◆ Items:
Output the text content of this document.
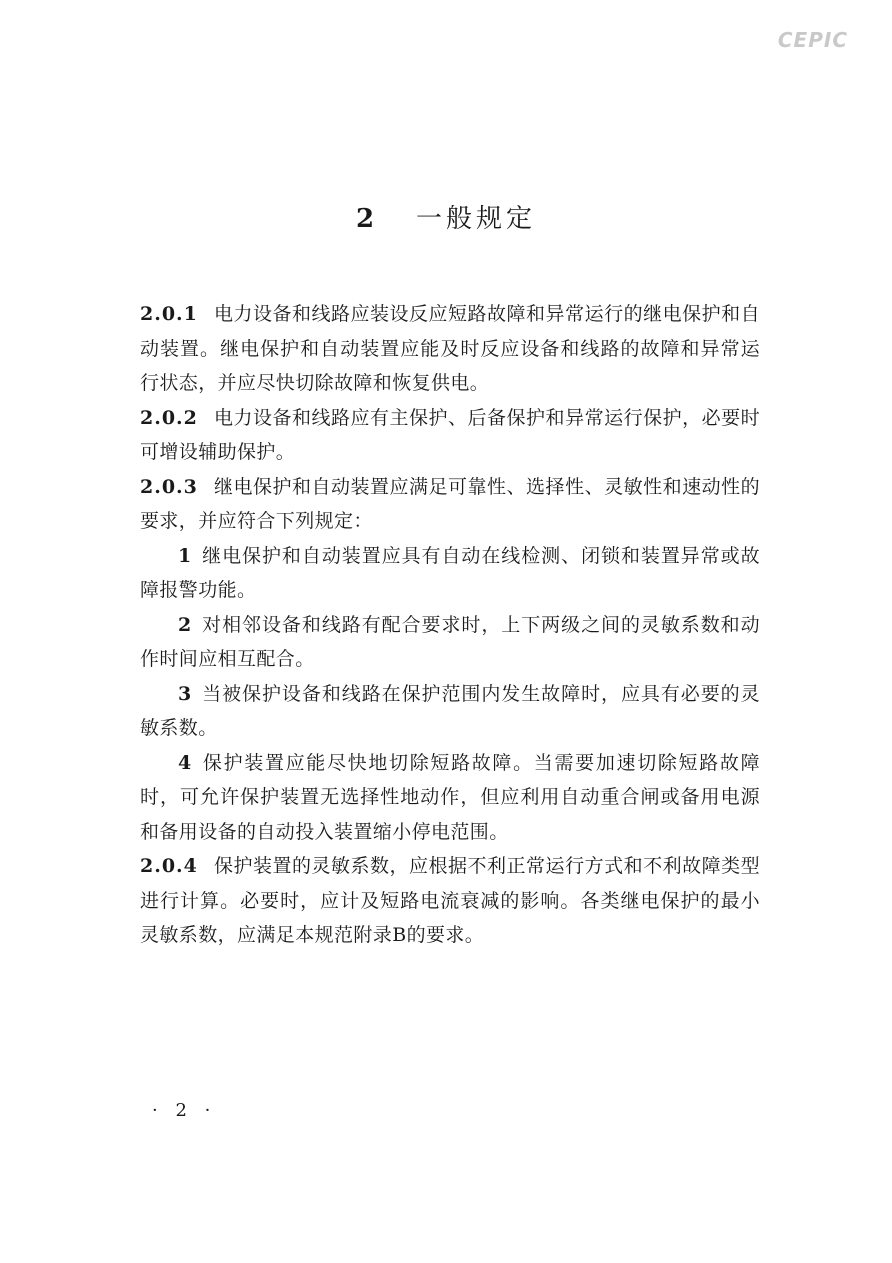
CEPIC
2 一般规定

2.0.1 电力设备和线路应装设反应短路故障和异常运行的继电保护和自动装置。继电保护和自动装置应能及时反应设备和线路的故障和异常运行状态，并应尽快切除故障和恢复供电。

2.0.2 电力设备和线路应有主保护、后备保护和异常运行保护，必要时可增设辅助保护。

2.0.3 继电保护和自动装置应满足可靠性、选择性、灵敏性和速动性的要求，并应符合下列规定：

1 继电保护和自动装置应具有自动在线检测、闭锁和装置异常或故障报警功能。

2 对相邻设备和线路有配合要求时，上下两级之间的灵敏系数和动作时间应相互配合。

3 当被保护设备和线路在保护范围内发生故障时，应具有必要的灵敏系数。

4 保护装置应能尽快地切除短路故障。当需要加速切除短路故障时，可允许保护装置无选择性地动作，但应利用自动重合闸或备用电源和备用设备的自动投入装置缩小停电范围。

2.0.4 保护装置的灵敏系数，应根据不利正常运行方式和不利故障类型进行计算。必要时，应计及短路电流衰减的影响。各类继电保护的最小灵敏系数，应满足本规范附录B的要求。

· 2 ·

◆ Exercise prompt: Copy the whole of the material above exactly, but not its images.

◆ Exercise output:
Output the text content of this document.
CEPIC
2 一般规定

2.0.1 电力设备和线路应装设反应短路故障和异常运行的继电保护和自动装置。继电保护和自动装置应能及时反应设备和线路的故障和异常运行状态，并应尽快切除故障和恢复供电。

2.0.2 电力设备和线路应有主保护、后备保护和异常运行保护，必要时可增设辅助保护。

2.0.3 继电保护和自动装置应满足可靠性、选择性、灵敏性和速动性的要求，并应符合下列规定：

1 继电保护和自动装置应具有自动在线检测、闭锁和装置异常或故障报警功能。

2 对相邻设备和线路有配合要求时，上下两级之间的灵敏系数和动作时间应相互配合。

3 当被保护设备和线路在保护范围内发生故障时，应具有必要的灵敏系数。

4 保护装置应能尽快地切除短路故障。当需要加速切除短路故障时，可允许保护装置无选择性地动作，但应利用自动重合闸或备用电源和备用设备的自动投入装置缩小停电范围。

2.0.4 保护装置的灵敏系数，应根据不利正常运行方式和不利故障类型进行计算。必要时，应计及短路电流衰减的影响。各类继电保护的最小灵敏系数，应满足本规范附录B的要求。

· 2 ·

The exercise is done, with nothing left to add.